• [TRECHO DO DOCUMENTO]
%%
Prescrição intercorrente em processo administrativo sancionador do IBAMA e atos interruptivos do prazo
Superior Tribunal de Justiça, Rel. Min. Herman Benjamin (Presidente)
O IBAMA autuou Everton Paulo Scatolin por infração ambiental, instaurando processo administrativo sancionador (n.º 02054.101271/2017-38). O TRF da 1ª Região reconheceu a prescrição intercorrente, por entender que, entre julho de 2017 e outubro de 2021, os únicos atos praticados foram despachos de mera remessa entre setores e juntada de parecer com força executória, insuficientes para interromper o prazo trienal previsto no art. 1º, § 1º, da Lei n.º 9.873/1999.
%%
• [ATIVIDADE]
Reproduza, do trecho sobre a prescrição intercorrente, a passagem de "O IBAMA autuou" até "Lei n.º 9.873/1999.", substituindo "TRF da 1ª Região" por "Tribunal Regional Federal da 1ª Região". O material não é necessário para a realização das atividades.

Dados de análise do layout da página
%%
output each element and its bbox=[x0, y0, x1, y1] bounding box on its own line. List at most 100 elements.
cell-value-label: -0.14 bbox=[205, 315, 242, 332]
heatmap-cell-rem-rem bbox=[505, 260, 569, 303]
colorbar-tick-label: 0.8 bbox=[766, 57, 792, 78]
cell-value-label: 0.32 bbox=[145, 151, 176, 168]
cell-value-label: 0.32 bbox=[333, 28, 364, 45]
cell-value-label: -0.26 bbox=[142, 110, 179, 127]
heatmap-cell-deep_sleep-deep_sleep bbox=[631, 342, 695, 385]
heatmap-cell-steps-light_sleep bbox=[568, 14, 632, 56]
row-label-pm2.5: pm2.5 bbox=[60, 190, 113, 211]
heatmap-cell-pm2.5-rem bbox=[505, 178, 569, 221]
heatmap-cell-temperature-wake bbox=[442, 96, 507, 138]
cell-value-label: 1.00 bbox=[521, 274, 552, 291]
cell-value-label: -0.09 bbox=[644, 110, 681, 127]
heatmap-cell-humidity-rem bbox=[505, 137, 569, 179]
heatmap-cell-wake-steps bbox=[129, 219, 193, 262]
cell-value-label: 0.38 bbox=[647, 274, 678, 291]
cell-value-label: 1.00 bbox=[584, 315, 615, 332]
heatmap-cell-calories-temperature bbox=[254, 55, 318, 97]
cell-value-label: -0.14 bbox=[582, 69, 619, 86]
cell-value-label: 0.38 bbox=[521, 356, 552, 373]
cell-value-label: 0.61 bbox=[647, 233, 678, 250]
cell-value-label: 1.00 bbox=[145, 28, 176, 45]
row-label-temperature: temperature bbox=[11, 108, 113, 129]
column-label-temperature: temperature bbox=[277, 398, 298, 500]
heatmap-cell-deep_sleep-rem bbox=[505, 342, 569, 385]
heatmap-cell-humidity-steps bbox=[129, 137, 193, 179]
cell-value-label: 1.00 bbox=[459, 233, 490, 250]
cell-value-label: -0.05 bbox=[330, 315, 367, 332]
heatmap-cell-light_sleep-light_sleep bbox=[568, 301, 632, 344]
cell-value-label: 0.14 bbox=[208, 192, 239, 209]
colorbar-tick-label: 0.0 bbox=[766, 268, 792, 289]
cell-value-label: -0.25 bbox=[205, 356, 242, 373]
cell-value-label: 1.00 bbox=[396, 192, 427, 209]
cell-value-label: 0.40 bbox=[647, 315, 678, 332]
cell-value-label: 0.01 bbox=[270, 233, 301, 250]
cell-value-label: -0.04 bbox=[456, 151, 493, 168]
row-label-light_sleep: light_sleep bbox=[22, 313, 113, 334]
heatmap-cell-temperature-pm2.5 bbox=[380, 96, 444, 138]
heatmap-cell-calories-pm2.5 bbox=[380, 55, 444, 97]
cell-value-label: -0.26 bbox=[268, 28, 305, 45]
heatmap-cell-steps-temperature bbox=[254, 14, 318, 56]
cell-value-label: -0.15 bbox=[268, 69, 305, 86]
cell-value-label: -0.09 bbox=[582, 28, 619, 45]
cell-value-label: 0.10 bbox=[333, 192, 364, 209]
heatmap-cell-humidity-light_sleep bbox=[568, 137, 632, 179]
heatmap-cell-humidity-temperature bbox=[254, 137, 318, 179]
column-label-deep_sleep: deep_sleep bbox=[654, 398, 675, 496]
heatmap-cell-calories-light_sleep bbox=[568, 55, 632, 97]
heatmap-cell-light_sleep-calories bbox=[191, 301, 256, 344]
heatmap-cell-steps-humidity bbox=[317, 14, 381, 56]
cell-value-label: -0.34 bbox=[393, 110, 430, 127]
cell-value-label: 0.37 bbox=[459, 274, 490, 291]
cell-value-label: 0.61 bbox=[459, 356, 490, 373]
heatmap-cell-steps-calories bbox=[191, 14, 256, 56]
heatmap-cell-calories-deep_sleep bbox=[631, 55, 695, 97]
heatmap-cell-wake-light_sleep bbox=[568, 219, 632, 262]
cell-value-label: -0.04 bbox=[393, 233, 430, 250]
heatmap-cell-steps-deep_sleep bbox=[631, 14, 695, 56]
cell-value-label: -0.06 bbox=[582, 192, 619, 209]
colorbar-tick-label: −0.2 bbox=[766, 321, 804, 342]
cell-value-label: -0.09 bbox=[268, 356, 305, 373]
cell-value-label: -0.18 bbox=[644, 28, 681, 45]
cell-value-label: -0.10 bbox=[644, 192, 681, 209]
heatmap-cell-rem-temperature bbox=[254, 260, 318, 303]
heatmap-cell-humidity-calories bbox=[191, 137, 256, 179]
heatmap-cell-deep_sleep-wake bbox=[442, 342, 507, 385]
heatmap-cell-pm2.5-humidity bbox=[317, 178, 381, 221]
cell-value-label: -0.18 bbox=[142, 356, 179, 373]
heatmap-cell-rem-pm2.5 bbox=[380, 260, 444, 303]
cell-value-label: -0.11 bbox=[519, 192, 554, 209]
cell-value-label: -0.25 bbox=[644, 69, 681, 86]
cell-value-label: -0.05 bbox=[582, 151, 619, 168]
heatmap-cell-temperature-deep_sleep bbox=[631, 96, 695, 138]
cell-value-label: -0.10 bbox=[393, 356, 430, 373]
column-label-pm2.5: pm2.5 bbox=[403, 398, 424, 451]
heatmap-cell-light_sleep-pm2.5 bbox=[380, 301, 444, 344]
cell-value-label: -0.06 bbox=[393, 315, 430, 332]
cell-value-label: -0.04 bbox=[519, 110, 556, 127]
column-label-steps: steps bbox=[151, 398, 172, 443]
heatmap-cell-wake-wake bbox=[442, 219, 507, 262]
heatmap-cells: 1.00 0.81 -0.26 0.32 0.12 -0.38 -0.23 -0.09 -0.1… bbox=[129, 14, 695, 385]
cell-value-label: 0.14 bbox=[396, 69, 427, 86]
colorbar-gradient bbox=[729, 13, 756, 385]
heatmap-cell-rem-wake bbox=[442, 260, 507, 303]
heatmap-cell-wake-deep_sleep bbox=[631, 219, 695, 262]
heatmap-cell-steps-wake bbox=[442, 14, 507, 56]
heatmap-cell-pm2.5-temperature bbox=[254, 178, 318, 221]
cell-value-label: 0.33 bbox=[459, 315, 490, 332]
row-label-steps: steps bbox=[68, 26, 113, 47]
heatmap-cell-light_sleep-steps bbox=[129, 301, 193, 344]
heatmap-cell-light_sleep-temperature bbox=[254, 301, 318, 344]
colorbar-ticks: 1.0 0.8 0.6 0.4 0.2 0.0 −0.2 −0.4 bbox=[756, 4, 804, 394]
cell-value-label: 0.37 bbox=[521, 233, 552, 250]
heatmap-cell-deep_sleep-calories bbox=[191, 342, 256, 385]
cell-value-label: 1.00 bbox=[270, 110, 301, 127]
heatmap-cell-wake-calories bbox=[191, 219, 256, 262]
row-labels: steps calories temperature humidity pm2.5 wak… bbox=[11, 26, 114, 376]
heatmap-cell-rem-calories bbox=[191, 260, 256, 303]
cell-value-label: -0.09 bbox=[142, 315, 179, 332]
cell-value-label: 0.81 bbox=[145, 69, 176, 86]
%%
• [RESPOSTA]
O IBAMA autuou Everton Paulo Scatolin por infração ambiental, instaurando processo administrativo sancionador (n.º 02054.101271/2017-38). O Tribunal Regional Federal da 1ª Região reconheceu a prescrição intercorrente, por entender que, entre julho de 2017 e outubro de 2021, os únicos atos praticados foram despachos de mera remessa entre setores e juntada de parecer com força executória, insuficientes para interromper o prazo trienal previsto no art. 1º, § 1º, da Lei n.º 9.873/1999.